* Exercise instructions:
Pictures in the records should not be copied, but every other part must be repeated exactly.

--- Start Material ---

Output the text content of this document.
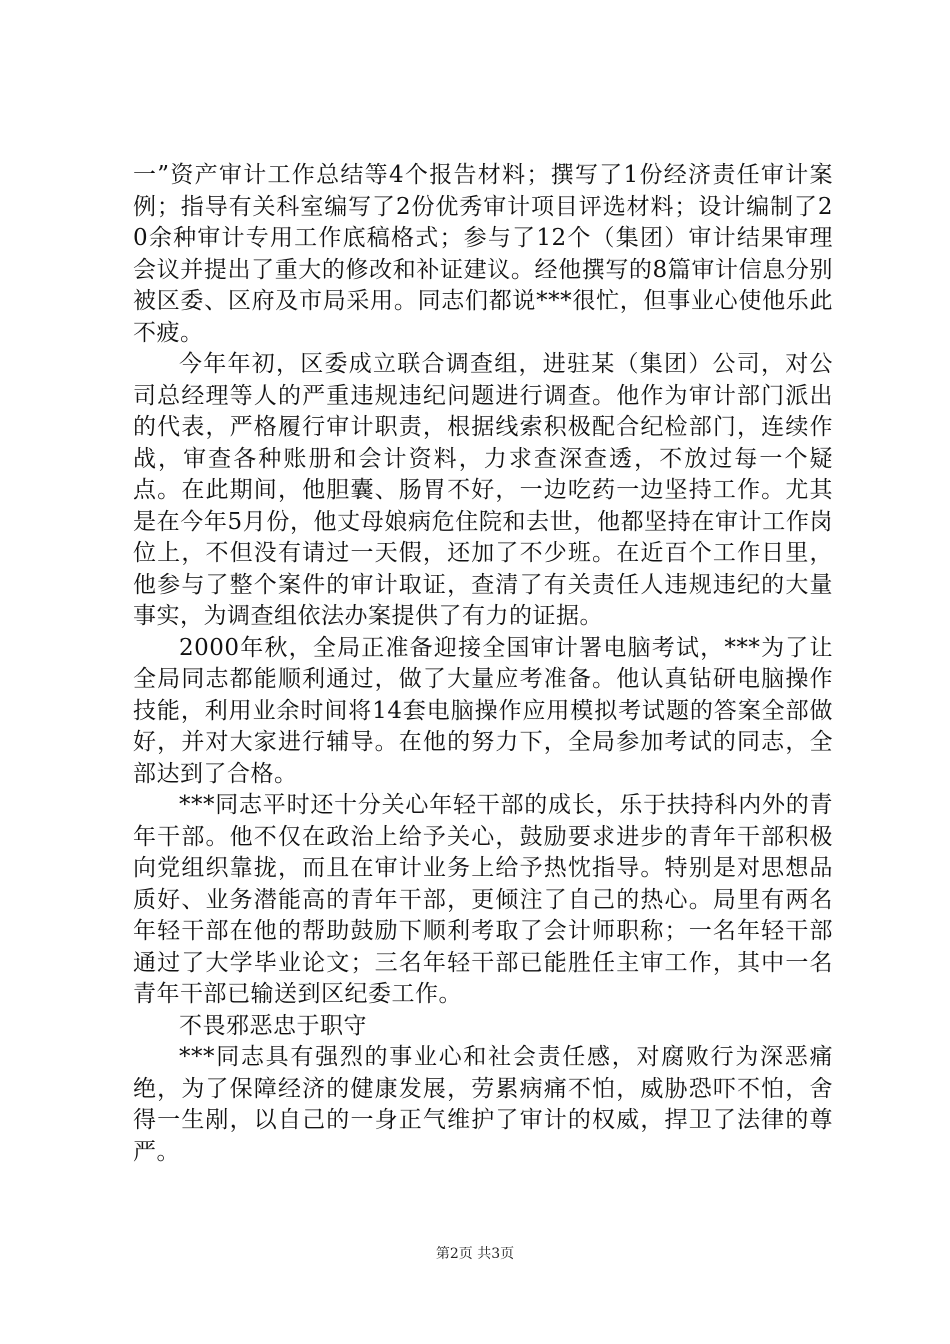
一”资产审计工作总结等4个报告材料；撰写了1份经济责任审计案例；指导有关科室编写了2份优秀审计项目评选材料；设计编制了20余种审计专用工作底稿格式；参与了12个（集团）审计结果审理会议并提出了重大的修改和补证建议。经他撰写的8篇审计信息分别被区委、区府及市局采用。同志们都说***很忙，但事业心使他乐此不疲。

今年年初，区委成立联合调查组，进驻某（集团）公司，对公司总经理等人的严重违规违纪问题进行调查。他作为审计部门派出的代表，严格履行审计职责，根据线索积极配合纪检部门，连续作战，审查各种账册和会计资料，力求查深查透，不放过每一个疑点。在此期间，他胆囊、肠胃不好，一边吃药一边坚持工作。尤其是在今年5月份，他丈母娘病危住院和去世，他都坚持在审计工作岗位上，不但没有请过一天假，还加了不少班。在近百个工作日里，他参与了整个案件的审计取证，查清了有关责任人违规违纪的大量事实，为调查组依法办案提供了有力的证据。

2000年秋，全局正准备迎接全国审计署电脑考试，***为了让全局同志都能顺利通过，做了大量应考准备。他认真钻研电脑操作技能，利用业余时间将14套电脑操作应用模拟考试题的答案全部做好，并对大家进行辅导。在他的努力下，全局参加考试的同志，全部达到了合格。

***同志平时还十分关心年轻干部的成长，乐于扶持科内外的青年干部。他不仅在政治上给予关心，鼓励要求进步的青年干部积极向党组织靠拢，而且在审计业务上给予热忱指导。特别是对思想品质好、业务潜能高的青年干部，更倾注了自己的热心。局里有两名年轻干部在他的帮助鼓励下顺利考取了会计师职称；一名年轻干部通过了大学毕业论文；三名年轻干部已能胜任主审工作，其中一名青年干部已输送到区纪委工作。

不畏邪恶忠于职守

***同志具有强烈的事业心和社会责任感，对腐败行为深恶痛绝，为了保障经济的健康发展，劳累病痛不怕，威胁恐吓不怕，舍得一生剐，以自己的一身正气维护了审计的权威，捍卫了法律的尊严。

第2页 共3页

--- End Material ---

* Reply:
Output the text content of this document.
一”资产审计工作总结等4个报告材料；撰写了1份经济责任审计案例；指导有关科室编写了2份优秀审计项目评选材料；设计编制了20余种审计专用工作底稿格式；参与了12个（集团）审计结果审理会议并提出了重大的修改和补证建议。经他撰写的8篇审计信息分别被区委、区府及市局采用。同志们都说***很忙，但事业心使他乐此不疲。

今年年初，区委成立联合调查组，进驻某（集团）公司，对公司总经理等人的严重违规违纪问题进行调查。他作为审计部门派出的代表，严格履行审计职责，根据线索积极配合纪检部门，连续作战，审查各种账册和会计资料，力求查深查透，不放过每一个疑点。在此期间，他胆囊、肠胃不好，一边吃药一边坚持工作。尤其是在今年5月份，他丈母娘病危住院和去世，他都坚持在审计工作岗位上，不但没有请过一天假，还加了不少班。在近百个工作日里，他参与了整个案件的审计取证，查清了有关责任人违规违纪的大量事实，为调查组依法办案提供了有力的证据。

2000年秋，全局正准备迎接全国审计署电脑考试，***为了让全局同志都能顺利通过，做了大量应考准备。他认真钻研电脑操作技能，利用业余时间将14套电脑操作应用模拟考试题的答案全部做好，并对大家进行辅导。在他的努力下，全局参加考试的同志，全部达到了合格。

***同志平时还十分关心年轻干部的成长，乐于扶持科内外的青年干部。他不仅在政治上给予关心，鼓励要求进步的青年干部积极向党组织靠拢，而且在审计业务上给予热忱指导。特别是对思想品质好、业务潜能高的青年干部，更倾注了自己的热心。局里有两名年轻干部在他的帮助鼓励下顺利考取了会计师职称；一名年轻干部通过了大学毕业论文；三名年轻干部已能胜任主审工作，其中一名青年干部已输送到区纪委工作。

不畏邪恶忠于职守

***同志具有强烈的事业心和社会责任感，对腐败行为深恶痛绝，为了保障经济的健康发展，劳累病痛不怕，威胁恐吓不怕，舍得一生剐，以自己的一身正气维护了审计的权威，捍卫了法律的尊严。

第2页 共3页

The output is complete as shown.